--- Working data ---
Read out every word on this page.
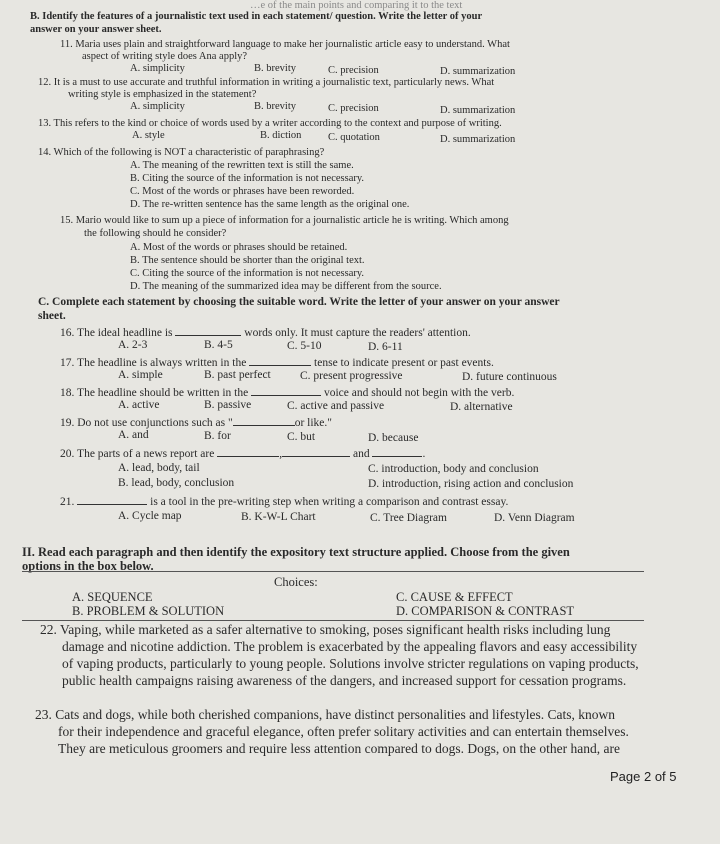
…e of the main points and comparing it to the text
B. Identify the features of a journalistic text used in each statement/ question. Write the letter of your
answer on your answer sheet.
11. Maria uses plain and straightforward language to make her journalistic article easy to understand. What
aspect of writing style does Ana apply?
A. simplicity	B. brevity	C. precision	D. summarization
12. It is a must to use accurate and truthful information in writing a journalistic text, particularly news. What
writing style is emphasized in the statement?
A. simplicity	B. brevity	C. precision	D. summarization
13. This refers to the kind or choice of words used by a writer according to the context and purpose of writing.
A. style	B. diction	C. quotation	D. summarization
14. Which of the following is NOT a characteristic of paraphrasing?
A. The meaning of the rewritten text is still the same.
B. Citing the source of the information is not necessary.
C. Most of the words or phrases have been reworded.
D. The re-written sentence has the same length as the original one.
15. Mario would like to sum up a piece of information for a journalistic article he is writing. Which among
the following should he consider?
A. Most of the words or phrases should be retained.
B. The sentence should be shorter than the original text.
C. Citing the source of the information is not necessary.
D. The meaning of the summarized idea may be different from the source.
C. Complete each statement by choosing the suitable word. Write the letter of your answer on your answer
sheet.
16. The ideal headline is	words only. It must capture the readers' attention.
A. 2-3	B. 4-5	C. 5-10	D. 6-11
17. The headline is always written in the	tense to indicate present or past events.
A. simple	B. past perfect	C. present progressive	D. future continuous
18. The headline should be written in the	voice and should not begin with the verb.
A. active	B. passive	C. active and passive	D. alternative
19. Do not use conjunctions such as "	or like."
A. and	B. for	C. but	D. because
20. The parts of a news report are	,	and	.
A. lead, body, tail	C. introduction, body and conclusion
B. lead, body, conclusion	D. introduction, rising action and conclusion
21.	is a tool in the pre-writing step when writing a comparison and contrast essay.
A. Cycle map	B. K-W-L Chart	C. Tree Diagram	D. Venn Diagram
II. Read each paragraph and then identify the expository text structure applied. Choose from the given
options in the box below.
Choices:
A. SEQUENCE	C. CAUSE & EFFECT
B. PROBLEM & SOLUTION	D. COMPARISON & CONTRAST
22. Vaping, while marketed as a safer alternative to smoking, poses significant health risks including lung
damage and nicotine addiction. The problem is exacerbated by the appealing flavors and easy accessibility
of vaping products, particularly to young people. Solutions involve stricter regulations on vaping products,
public health campaigns raising awareness of the dangers, and increased support for cessation programs.
23. Cats and dogs, while both cherished companions, have distinct personalities and lifestyles. Cats, known
for their independence and graceful elegance, often prefer solitary activities and can entertain themselves.
They are meticulous groomers and require less attention compared to dogs. Dogs, on the other hand, are
Page 2 of 5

--- Directions ---
Filter for "following". Return all lines that hold it.

--- Expected output ---
14. Which of the following is NOT a characteristic of paraphrasing?
the following should he consider?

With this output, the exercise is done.